▸ **PROBLEM**
Your task is to copy each line that has the word "sharing".

▸ **SOURCE RECORDS**
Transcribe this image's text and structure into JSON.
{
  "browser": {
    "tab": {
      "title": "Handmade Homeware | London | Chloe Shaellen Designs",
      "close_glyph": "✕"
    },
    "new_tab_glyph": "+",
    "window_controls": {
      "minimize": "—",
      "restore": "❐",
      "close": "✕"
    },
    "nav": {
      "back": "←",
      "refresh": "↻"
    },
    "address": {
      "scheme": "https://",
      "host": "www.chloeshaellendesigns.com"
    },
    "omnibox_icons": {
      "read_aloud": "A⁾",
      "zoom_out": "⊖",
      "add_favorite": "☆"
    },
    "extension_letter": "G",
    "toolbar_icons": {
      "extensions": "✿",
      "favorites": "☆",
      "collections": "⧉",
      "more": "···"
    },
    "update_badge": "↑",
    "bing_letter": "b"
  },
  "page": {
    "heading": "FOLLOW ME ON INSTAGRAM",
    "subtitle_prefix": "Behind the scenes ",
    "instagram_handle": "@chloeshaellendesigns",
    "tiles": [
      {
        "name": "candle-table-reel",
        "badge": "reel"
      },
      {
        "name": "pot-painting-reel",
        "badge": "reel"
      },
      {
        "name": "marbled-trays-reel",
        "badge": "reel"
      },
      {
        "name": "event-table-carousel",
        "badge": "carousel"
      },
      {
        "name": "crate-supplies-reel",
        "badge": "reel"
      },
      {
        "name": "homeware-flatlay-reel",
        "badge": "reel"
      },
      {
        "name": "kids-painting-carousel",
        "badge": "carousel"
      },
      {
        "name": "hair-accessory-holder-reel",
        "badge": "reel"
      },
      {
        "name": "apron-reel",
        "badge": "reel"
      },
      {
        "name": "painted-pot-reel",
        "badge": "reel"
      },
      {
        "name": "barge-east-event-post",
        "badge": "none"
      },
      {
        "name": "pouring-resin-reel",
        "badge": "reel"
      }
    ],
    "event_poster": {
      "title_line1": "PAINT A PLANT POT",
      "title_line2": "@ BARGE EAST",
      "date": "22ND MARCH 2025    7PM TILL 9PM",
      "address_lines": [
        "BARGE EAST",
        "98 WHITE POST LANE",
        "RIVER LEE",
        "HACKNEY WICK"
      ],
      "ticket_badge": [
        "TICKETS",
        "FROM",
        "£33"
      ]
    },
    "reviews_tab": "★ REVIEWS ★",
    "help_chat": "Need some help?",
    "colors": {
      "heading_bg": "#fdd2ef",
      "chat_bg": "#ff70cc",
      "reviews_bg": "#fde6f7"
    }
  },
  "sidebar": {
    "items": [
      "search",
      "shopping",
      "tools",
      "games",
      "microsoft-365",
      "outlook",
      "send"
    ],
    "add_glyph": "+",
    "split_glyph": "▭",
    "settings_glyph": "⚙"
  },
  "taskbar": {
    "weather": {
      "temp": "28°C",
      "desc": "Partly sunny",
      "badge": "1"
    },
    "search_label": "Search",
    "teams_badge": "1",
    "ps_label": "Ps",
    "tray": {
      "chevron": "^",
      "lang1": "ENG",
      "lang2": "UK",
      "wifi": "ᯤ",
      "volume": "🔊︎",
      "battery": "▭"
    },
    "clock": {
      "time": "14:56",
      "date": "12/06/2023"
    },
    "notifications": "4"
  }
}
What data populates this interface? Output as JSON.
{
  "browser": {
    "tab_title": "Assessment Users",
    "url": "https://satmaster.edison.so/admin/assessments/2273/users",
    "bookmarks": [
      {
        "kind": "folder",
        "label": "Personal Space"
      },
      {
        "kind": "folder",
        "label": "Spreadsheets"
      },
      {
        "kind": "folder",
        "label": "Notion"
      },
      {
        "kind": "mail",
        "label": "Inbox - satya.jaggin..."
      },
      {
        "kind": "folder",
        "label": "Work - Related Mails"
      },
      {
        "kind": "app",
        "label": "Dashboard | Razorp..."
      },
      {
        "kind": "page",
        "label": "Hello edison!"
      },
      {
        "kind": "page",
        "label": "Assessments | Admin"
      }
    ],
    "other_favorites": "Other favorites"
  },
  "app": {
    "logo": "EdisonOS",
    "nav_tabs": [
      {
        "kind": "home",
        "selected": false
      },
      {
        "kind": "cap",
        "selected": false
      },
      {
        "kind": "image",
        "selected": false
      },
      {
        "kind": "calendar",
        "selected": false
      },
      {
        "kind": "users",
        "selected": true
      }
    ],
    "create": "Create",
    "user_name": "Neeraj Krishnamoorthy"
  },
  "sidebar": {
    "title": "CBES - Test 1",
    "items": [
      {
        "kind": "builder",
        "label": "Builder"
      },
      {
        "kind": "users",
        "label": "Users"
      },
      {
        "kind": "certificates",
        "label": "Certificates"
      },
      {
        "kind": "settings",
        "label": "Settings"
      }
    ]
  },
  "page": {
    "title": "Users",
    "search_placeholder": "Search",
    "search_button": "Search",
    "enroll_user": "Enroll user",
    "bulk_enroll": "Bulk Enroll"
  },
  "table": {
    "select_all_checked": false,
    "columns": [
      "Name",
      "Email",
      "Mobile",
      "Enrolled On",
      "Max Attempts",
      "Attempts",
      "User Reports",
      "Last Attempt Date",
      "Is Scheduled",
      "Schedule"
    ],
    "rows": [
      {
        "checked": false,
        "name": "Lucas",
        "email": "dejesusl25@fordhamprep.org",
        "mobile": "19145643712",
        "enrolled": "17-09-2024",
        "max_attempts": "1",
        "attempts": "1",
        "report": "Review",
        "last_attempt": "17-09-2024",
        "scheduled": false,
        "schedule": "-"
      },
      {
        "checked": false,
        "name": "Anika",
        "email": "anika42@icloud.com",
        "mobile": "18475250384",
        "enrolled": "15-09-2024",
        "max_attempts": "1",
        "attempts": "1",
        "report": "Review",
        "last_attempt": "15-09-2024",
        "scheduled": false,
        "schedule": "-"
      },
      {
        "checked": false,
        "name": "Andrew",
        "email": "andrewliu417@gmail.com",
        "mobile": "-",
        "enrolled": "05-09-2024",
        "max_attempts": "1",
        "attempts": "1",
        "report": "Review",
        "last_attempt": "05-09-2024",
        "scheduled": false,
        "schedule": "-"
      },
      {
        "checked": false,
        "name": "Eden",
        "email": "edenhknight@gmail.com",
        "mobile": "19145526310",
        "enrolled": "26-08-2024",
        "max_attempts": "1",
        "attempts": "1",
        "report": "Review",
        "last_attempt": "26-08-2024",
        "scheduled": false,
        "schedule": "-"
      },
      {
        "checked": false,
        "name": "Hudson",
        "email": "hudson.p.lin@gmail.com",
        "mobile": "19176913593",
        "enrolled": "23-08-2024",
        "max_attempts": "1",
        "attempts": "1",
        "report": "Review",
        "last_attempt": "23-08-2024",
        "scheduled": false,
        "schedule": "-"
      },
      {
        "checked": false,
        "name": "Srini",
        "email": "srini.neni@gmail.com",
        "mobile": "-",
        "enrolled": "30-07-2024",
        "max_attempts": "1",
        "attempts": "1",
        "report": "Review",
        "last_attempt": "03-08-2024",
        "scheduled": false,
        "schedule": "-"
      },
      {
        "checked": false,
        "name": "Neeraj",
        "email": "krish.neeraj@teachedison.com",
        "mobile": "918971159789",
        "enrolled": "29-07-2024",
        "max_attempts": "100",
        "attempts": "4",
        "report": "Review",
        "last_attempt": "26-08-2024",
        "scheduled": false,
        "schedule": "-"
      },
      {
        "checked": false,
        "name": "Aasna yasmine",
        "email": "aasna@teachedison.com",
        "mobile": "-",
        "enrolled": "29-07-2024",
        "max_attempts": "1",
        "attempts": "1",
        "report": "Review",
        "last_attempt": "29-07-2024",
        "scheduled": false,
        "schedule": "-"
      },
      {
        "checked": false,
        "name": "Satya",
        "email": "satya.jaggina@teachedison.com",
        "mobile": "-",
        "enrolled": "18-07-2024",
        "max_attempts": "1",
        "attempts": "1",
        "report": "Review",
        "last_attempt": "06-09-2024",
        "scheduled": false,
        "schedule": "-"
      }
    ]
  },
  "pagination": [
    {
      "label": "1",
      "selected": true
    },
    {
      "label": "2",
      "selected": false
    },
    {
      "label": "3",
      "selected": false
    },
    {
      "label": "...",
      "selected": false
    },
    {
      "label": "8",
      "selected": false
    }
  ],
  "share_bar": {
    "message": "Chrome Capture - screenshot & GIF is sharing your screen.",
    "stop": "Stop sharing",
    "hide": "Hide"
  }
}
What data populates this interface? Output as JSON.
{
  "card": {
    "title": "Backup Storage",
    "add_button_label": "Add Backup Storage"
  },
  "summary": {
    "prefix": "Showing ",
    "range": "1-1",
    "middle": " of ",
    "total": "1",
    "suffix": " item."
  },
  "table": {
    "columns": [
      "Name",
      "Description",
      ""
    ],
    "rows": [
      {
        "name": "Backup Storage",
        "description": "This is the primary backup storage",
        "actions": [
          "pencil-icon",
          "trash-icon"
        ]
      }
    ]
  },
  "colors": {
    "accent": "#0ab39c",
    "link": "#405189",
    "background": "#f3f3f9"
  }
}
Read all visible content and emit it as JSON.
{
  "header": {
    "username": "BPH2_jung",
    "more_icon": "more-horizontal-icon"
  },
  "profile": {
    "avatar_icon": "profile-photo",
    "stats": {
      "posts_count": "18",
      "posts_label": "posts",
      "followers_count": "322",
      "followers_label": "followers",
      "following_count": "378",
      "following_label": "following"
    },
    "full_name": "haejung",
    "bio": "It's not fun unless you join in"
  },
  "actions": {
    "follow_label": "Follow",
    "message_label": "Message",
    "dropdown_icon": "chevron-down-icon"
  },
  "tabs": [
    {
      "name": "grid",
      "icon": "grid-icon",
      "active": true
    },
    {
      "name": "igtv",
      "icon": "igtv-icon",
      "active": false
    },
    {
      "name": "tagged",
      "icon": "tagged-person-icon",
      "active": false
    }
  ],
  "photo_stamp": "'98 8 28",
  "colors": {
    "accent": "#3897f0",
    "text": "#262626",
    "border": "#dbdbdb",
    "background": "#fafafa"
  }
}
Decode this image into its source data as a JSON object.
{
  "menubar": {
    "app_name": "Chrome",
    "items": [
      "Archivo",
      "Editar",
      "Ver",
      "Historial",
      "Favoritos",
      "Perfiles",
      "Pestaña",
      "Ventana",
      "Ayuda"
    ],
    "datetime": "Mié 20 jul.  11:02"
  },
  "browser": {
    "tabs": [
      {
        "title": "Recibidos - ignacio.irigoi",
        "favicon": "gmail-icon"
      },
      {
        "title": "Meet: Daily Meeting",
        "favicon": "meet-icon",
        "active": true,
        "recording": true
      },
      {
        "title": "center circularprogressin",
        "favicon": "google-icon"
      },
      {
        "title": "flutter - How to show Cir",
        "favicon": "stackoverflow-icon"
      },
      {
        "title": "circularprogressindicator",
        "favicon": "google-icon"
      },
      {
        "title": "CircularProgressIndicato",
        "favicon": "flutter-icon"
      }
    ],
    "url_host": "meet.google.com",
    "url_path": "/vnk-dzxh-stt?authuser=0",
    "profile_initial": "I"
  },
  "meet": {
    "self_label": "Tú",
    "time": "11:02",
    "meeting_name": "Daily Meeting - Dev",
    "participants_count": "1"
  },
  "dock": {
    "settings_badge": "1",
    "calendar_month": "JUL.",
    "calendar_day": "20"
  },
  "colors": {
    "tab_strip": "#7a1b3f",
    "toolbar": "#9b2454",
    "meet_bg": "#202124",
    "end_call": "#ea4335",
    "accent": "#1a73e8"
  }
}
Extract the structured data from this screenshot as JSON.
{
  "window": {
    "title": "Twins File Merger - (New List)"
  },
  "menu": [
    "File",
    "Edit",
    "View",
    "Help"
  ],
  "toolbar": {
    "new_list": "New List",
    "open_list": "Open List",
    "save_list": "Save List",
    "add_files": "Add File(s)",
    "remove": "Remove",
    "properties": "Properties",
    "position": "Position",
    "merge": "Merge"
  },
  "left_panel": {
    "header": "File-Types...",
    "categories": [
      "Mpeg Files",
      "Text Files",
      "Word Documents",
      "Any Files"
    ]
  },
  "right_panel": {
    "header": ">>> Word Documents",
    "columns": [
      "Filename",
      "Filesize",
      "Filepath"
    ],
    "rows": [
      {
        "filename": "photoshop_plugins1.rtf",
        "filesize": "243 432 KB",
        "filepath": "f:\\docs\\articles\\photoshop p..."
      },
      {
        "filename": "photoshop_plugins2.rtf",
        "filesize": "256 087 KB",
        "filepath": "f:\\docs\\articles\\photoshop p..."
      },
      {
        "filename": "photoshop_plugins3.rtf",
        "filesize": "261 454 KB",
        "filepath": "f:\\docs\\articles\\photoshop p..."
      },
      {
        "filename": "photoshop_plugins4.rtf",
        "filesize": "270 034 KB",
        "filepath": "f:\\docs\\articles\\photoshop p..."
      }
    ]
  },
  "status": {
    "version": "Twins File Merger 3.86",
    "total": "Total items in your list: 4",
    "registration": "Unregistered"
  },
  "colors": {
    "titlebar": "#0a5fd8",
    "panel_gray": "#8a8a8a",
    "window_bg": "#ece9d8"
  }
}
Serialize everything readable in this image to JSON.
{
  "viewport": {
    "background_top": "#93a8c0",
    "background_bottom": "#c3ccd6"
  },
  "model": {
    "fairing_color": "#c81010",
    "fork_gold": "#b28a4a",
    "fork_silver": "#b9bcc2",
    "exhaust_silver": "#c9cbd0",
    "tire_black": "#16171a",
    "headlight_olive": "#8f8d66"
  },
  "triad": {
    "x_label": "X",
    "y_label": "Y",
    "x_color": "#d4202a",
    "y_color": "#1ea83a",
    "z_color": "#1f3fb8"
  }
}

▸ **ANSWER TO THIS PROBLEM**
    "message": "Chrome Capture - screenshot & GIF is sharing your screen.",
    "stop": "Stop sharing",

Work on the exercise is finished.